----- Material provided

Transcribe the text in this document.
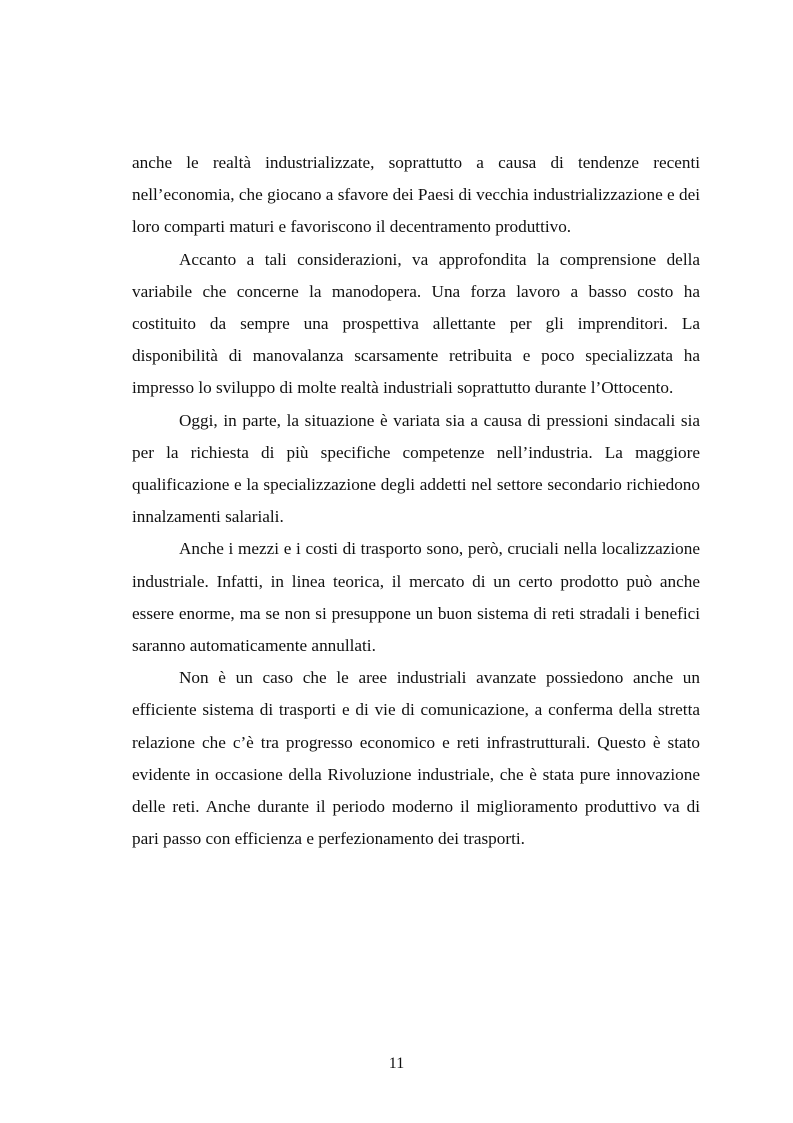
anche le realtà industrializzate, soprattutto a causa di tendenze recenti nell’economia, che giocano a sfavore dei Paesi di vecchia industrializzazione e dei loro comparti maturi e favoriscono il decentramento produttivo.

Accanto a tali considerazioni, va approfondita la comprensione della variabile che concerne la manodopera. Una forza lavoro a basso costo ha costituito da sempre una prospettiva allettante per gli imprenditori. La disponibilità di manovalanza scarsamente retribuita e poco specializzata ha impresso lo sviluppo di molte realtà industriali soprattutto durante l’Ottocento.

Oggi, in parte, la situazione è variata sia a causa di pressioni sindacali sia per la richiesta di più specifiche competenze nell’industria. La maggiore qualificazione e la specializzazione degli addetti nel settore secondario richiedono innalzamenti salariali.

Anche i mezzi e i costi di trasporto sono, però, cruciali nella localizzazione industriale. Infatti, in linea teorica, il mercato di un certo prodotto può anche essere enorme, ma se non si presuppone un buon sistema di reti stradali i benefici saranno automaticamente annullati.

Non è un caso che le aree industriali avanzate possiedono anche un efficiente sistema di trasporti e di vie di comunicazione, a conferma della stretta relazione che c’è tra progresso economico e reti infrastrutturali. Questo è stato evidente in occasione della Rivoluzione industriale, che è stata pure innovazione delle reti. Anche durante il periodo moderno il miglioramento produttivo va di pari passo con efficienza e perfezionamento dei trasporti.

11
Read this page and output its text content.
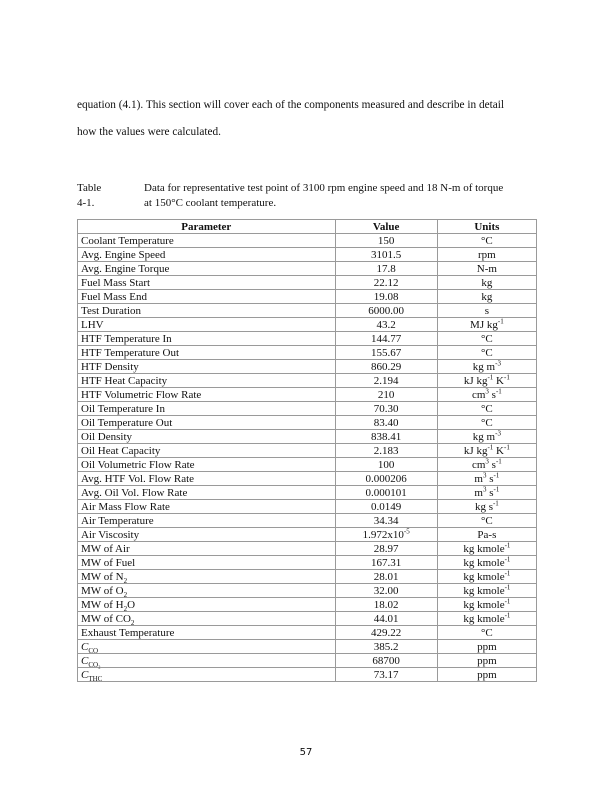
equation (4.1). This section will cover each of the components measured and describe in detail
how the values were calculated.
Table 4-1.
Data for representative test point of 3100 rpm engine speed and 18 N-m of torque
at 150°C coolant temperature.
Parameter	Value	Units
Coolant Temperature	150	°C
Avg. Engine Speed	3101.5	rpm
Avg. Engine Torque	17.8	N-m
Fuel Mass Start	22.12	kg
Fuel Mass End	19.08	kg
Test Duration	6000.00	s
LHV	43.2	MJ $kg^{-1}$
HTF Temperature In	144.77	°C
HTF Temperature Out	155.67	°C
HTF Density	860.29	kg $m^{-3}$
HTF Heat Capacity	2.194	kJ $kg^{-1}$ $K^{-1}$
HTF Volumetric Flow Rate	210	$cm^3$ $s^{-1}$
Oil Temperature In	70.30	°C
Oil Temperature Out	83.40	°C
Oil Density	838.41	kg $m^{-3}$
Oil Heat Capacity	2.183	kJ $kg^{-1}$ $K^{-1}$
Oil Volumetric Flow Rate	100	$cm^3$ $s^{-1}$
Avg. HTF Vol. Flow Rate	0.000206	$m^3$ $s^{-1}$
Avg. Oil Vol. Flow Rate	0.000101	$m^3$ $s^{-1}$
Air Mass Flow Rate	0.0149	kg $s^{-1}$
Air Temperature	34.34	°C
Air Viscosity	$1.972x10^{-5}$	Pa-s
MW of Air	28.97	kg kmole$^{-1}$
MW of Fuel	167.31	kg kmole$^{-1}$
MW of $N_2$	28.01	kg kmole$^{-1}$
MW of $O_2$	32.00	kg kmole$^{-1}$
MW of $H_2O$	18.02	kg kmole$^{-1}$
MW of $CO_2$	44.01	kg kmole$^{-1}$
Exhaust Temperature	429.22	°C
$C_{CO}$	385.2	ppm
$C_{CO_2}$	68700	ppm
$C_{THC}$	73.17	ppm
57
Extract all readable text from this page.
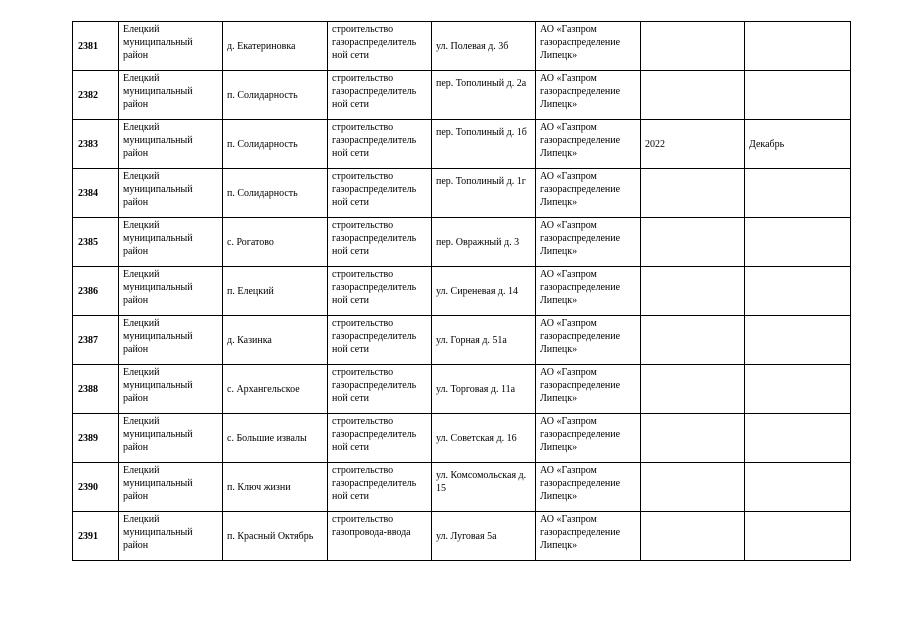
2381	Елецкий муниципальный район	д. Екатериновка	строительство газораспределитель ной сети	ул. Полевая д. 3б	АО «Газпром газораспределение Липецк»		
2382	Елецкий муниципальный район	п. Солидарность	строительство газораспределитель ной сети	пер. Тополиный д. 2а	АО «Газпром газораспределение Липецк»		
2383	Елецкий муниципальный район	п. Солидарность	строительство газораспределитель ной сети	пер. Тополиный д. 1б	АО «Газпром газораспределение Липецк»	2022	Декабрь
2384	Елецкий муниципальный район	п. Солидарность	строительство газораспределитель ной сети	пер. Тополиный д. 1г	АО «Газпром газораспределение Липецк»		
2385	Елецкий муниципальный район	с. Рогатово	строительство газораспределитель ной сети	пер. Овражный д. 3	АО «Газпром газораспределение Липецк»		
2386	Елецкий муниципальный район	п. Елецкий	строительство газораспределитель ной сети	ул. Сиреневая д. 14	АО «Газпром газораспределение Липецк»		
2387	Елецкий муниципальный район	д. Казинка	строительство газораспределитель ной сети	ул. Горная д. 51а	АО «Газпром газораспределение Липецк»		
2388	Елецкий муниципальный район	с. Архангельское	строительство газораспределитель ной сети	ул. Торговая д. 11а	АО «Газпром газораспределение Липецк»		
2389	Елецкий муниципальный район	с. Большие извалы	строительство газораспределитель ной сети	ул. Советская д. 16	АО «Газпром газораспределение Липецк»		
2390	Елецкий муниципальный район	п. Ключ жизни	строительство газораспределитель ной сети	ул. Комсомольская д. 15	АО «Газпром газораспределение Липецк»		
2391	Елецкий муниципальный район	п. Красный Октябрь	строительство газопровода-ввода	ул. Луговая 5а	АО «Газпром газораспределение Липецк»		
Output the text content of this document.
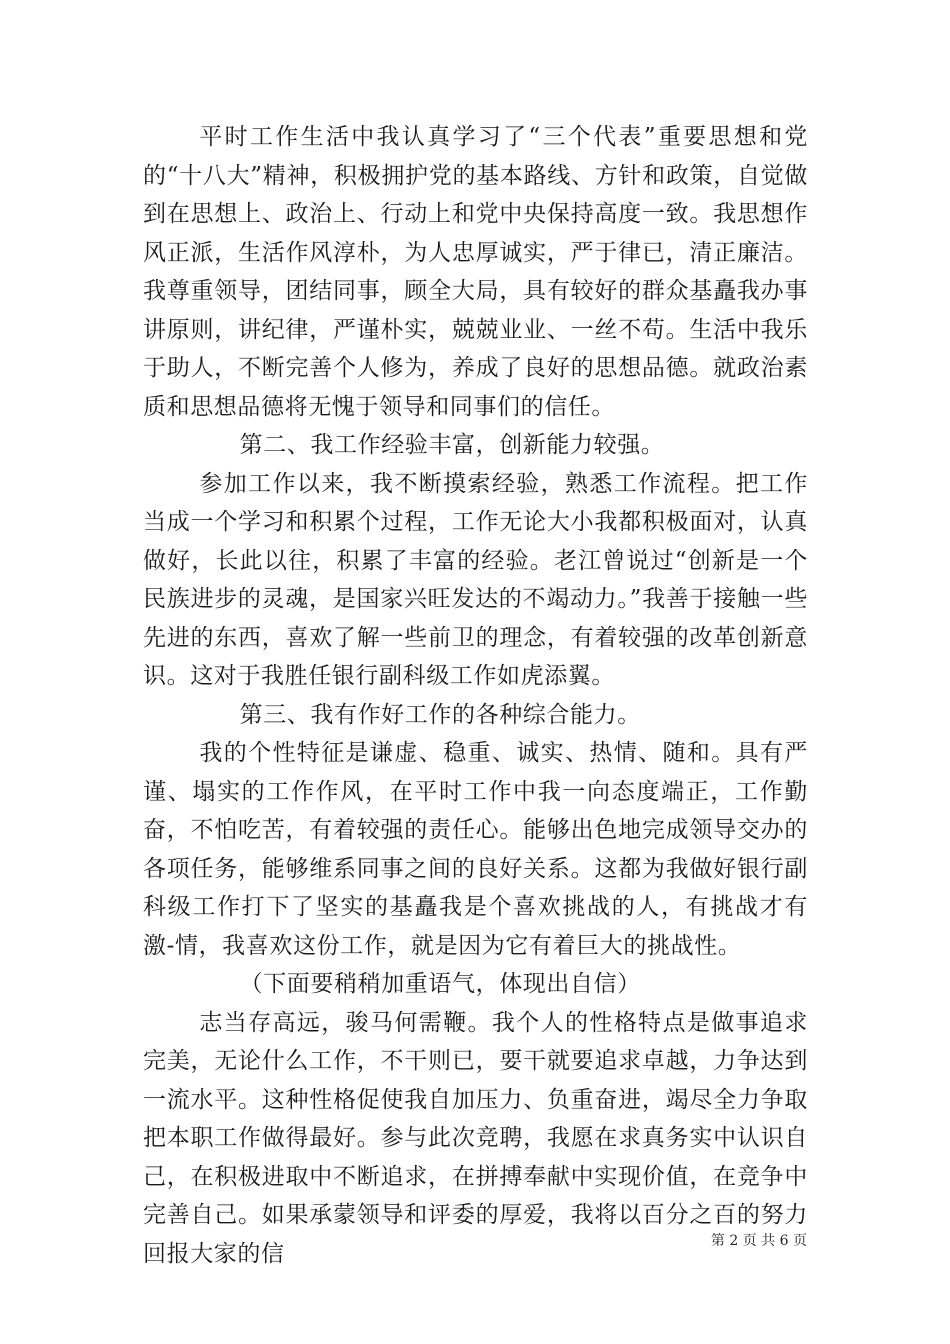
平时工作生活中我认真学习了“三个代表”重要思想和党的“十八大”精神，积极拥护党的基本路线、方针和政策，自觉做到在思想上、政治上、行动上和党中央保持高度一致。我思想作风正派，生活作风淳朴，为人忠厚诚实，严于律已，清正廉洁。我尊重领导，团结同事，顾全大局，具有较好的群众基矗我办事讲原则，讲纪律，严谨朴实，兢兢业业、一丝不苟。生活中我乐于助人，不断完善个人修为，养成了良好的思想品德。就政治素质和思想品德将无愧于领导和同事们的信任。

第二、我工作经验丰富，创新能力较强。

参加工作以来，我不断摸索经验，熟悉工作流程。把工作当成一个学习和积累个过程，工作无论大小我都积极面对，认真做好，长此以往，积累了丰富的经验。老江曾说过“创新是一个民族进步的灵魂，是国家兴旺发达的不竭动力。”我善于接触一些先进的东西，喜欢了解一些前卫的理念，有着较强的改革创新意识。这对于我胜任银行副科级工作如虎添翼。

第三、我有作好工作的各种综合能力。

我的个性特征是谦虚、稳重、诚实、热情、随和。具有严谨、塌实的工作作风，在平时工作中我一向态度端正，工作勤奋，不怕吃苦，有着较强的责任心。能够出色地完成领导交办的各项任务，能够维系同事之间的良好关系。这都为我做好银行副科级工作打下了坚实的基矗我是个喜欢挑战的人，有挑战才有激-情，我喜欢这份工作，就是因为它有着巨大的挑战性。

（下面要稍稍加重语气，体现出自信）

志当存高远，骏马何需鞭。我个人的性格特点是做事追求完美，无论什么工作，不干则已，要干就要追求卓越，力争达到一流水平。这种性格促使我自加压力、负重奋进，竭尽全力争取把本职工作做得最好。参与此次竞聘，我愿在求真务实中认识自己，在积极进取中不断追求，在拼搏奉献中实现价值，在竞争中完善自己。如果承蒙领导和评委的厚爱，我将以百分之百的努力回报大家的信	第 2 页 共 6 页
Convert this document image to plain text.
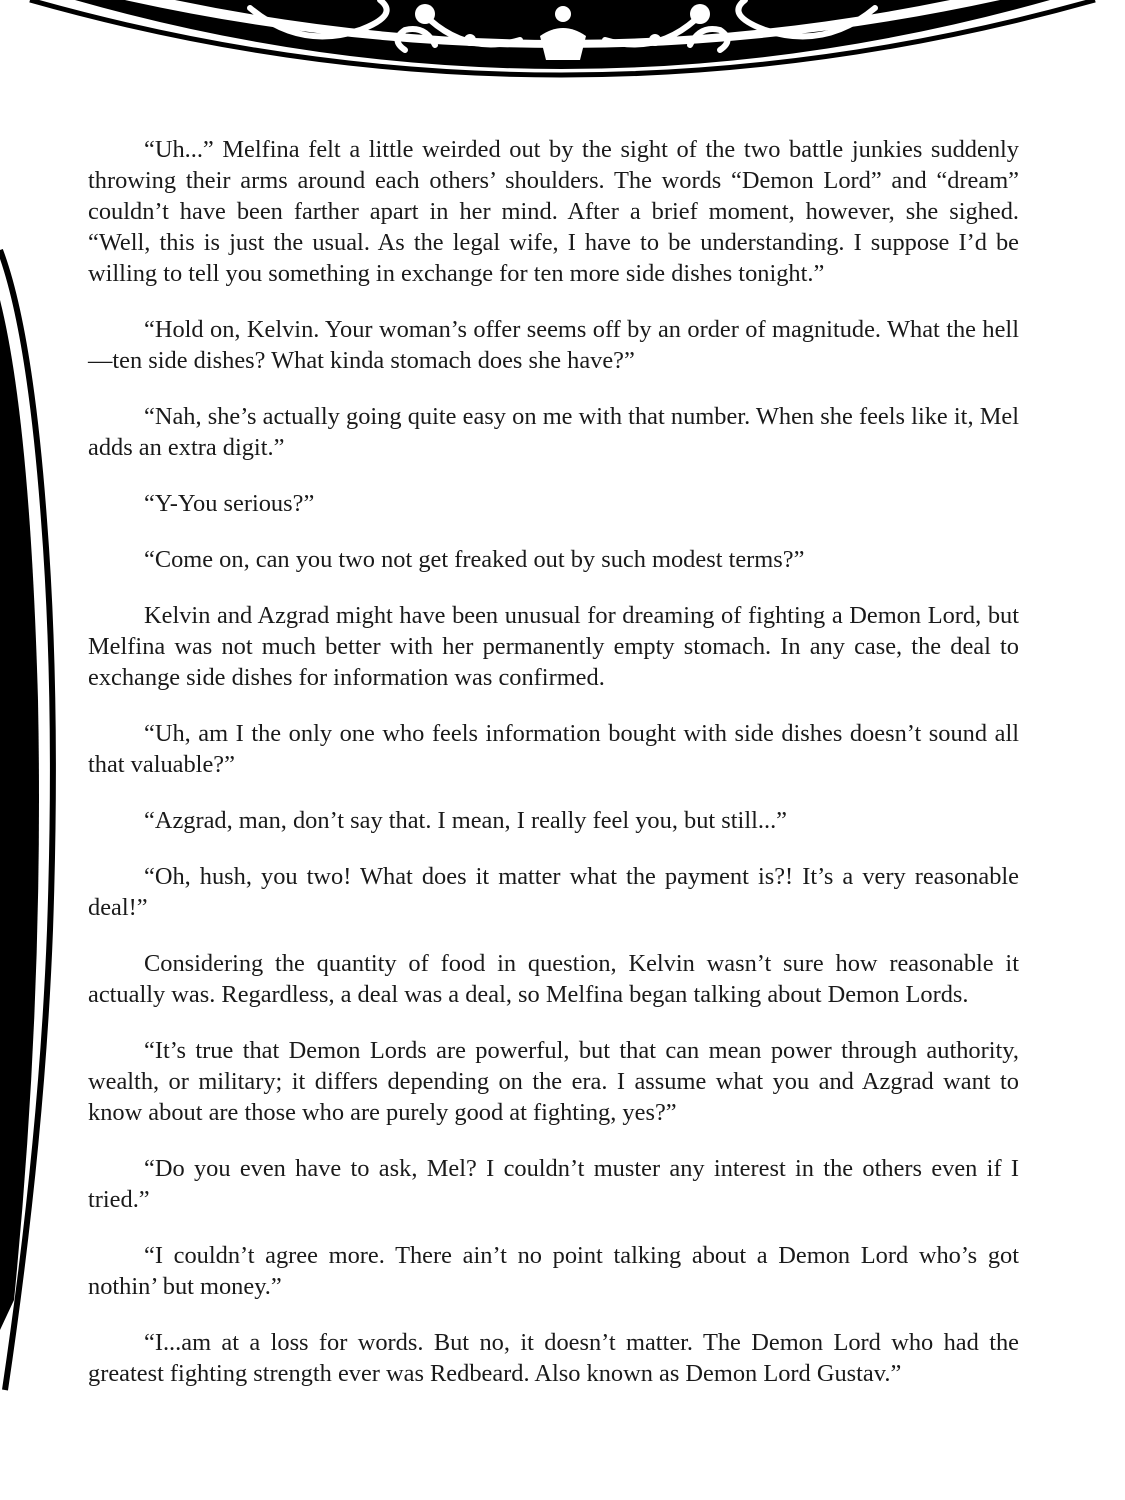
“Uh...” Melfina felt a little weirded out by the sight of the two battle junkies suddenly throwing their arms around each others’ shoulders. The words “Demon Lord” and “dream” couldn’t have been farther apart in her mind. After a brief moment, however, she sighed. “Well, this is just the usual. As the legal wife, I have to be understanding. I suppose I’d be willing to tell you something in exchange for ten more side dishes tonight.”

“Hold on, Kelvin. Your woman’s offer seems off by an order of magnitude. What the hell—ten side dishes? What kinda stomach does she have?”

“Nah, she’s actually going quite easy on me with that number. When she feels like it, Mel adds an extra digit.”

“Y-You serious?”

“Come on, can you two not get freaked out by such modest terms?”

Kelvin and Azgrad might have been unusual for dreaming of fighting a Demon Lord, but Melfina was not much better with her permanently empty stomach. In any case, the deal to exchange side dishes for information was confirmed.

“Uh, am I the only one who feels information bought with side dishes doesn’t sound all that valuable?”

“Azgrad, man, don’t say that. I mean, I really feel you, but still...”

“Oh, hush, you two! What does it matter what the payment is?! It’s a very reasonable deal!”

Considering the quantity of food in question, Kelvin wasn’t sure how reasonable it actually was. Regardless, a deal was a deal, so Melfina began talking about Demon Lords.

“It’s true that Demon Lords are powerful, but that can mean power through authority, wealth, or military; it differs depending on the era. I assume what you and Azgrad want to know about are those who are purely good at fighting, yes?”

“Do you even have to ask, Mel? I couldn’t muster any interest in the others even if I tried.”

“I couldn’t agree more. There ain’t no point talking about a Demon Lord who’s got nothin’ but money.”

“I...am at a loss for words. But no, it doesn’t matter. The Demon Lord who had the greatest fighting strength ever was Redbeard. Also known as Demon Lord Gustav.”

----------

All lines holding the word "point" should be picked out and copied.

> **Task result**:
Data for representative test point of 3100 rpm engine speed and 18 N-m of torque
“I couldn’t agree more. There ain’t no point talking about a Demon Lord who’s got nothin’ but money.”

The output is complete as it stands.